[Source records]
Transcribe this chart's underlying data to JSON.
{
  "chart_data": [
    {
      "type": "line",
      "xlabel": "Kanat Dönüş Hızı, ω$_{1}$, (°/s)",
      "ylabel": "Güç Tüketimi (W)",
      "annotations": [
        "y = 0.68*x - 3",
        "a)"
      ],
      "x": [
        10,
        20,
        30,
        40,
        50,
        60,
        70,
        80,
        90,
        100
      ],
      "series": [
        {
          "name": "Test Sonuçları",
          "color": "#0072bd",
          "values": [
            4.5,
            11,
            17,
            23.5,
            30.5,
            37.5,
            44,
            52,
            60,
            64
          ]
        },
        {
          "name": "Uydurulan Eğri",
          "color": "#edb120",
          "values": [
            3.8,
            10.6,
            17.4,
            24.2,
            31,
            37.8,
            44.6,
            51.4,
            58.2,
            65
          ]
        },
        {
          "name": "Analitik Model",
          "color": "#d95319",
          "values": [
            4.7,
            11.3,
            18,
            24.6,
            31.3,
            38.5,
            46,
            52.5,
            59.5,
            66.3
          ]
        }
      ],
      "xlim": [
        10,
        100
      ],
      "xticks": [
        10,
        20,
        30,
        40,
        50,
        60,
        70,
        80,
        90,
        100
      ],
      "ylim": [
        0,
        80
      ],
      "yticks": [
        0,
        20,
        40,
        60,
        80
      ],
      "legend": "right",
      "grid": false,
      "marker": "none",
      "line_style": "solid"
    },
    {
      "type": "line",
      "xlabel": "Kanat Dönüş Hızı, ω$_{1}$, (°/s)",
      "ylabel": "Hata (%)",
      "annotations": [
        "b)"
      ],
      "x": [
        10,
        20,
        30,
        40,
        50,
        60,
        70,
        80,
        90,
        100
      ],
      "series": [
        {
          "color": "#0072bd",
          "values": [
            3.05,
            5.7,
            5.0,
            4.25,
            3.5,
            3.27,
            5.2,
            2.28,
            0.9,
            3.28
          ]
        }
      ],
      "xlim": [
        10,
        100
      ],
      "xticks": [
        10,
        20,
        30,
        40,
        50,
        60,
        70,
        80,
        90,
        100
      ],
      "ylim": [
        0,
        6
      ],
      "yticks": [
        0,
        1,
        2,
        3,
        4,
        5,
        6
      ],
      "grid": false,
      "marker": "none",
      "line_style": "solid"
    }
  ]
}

▶ _BRIEF_: Search the entries for the word "name" and gather every line where it appears.

▶ _PROBLEM SOLUTION_:
          "name": "Test Sonuçları",
          "name": "Uydurulan Eğri",
          "name": "Analitik Model",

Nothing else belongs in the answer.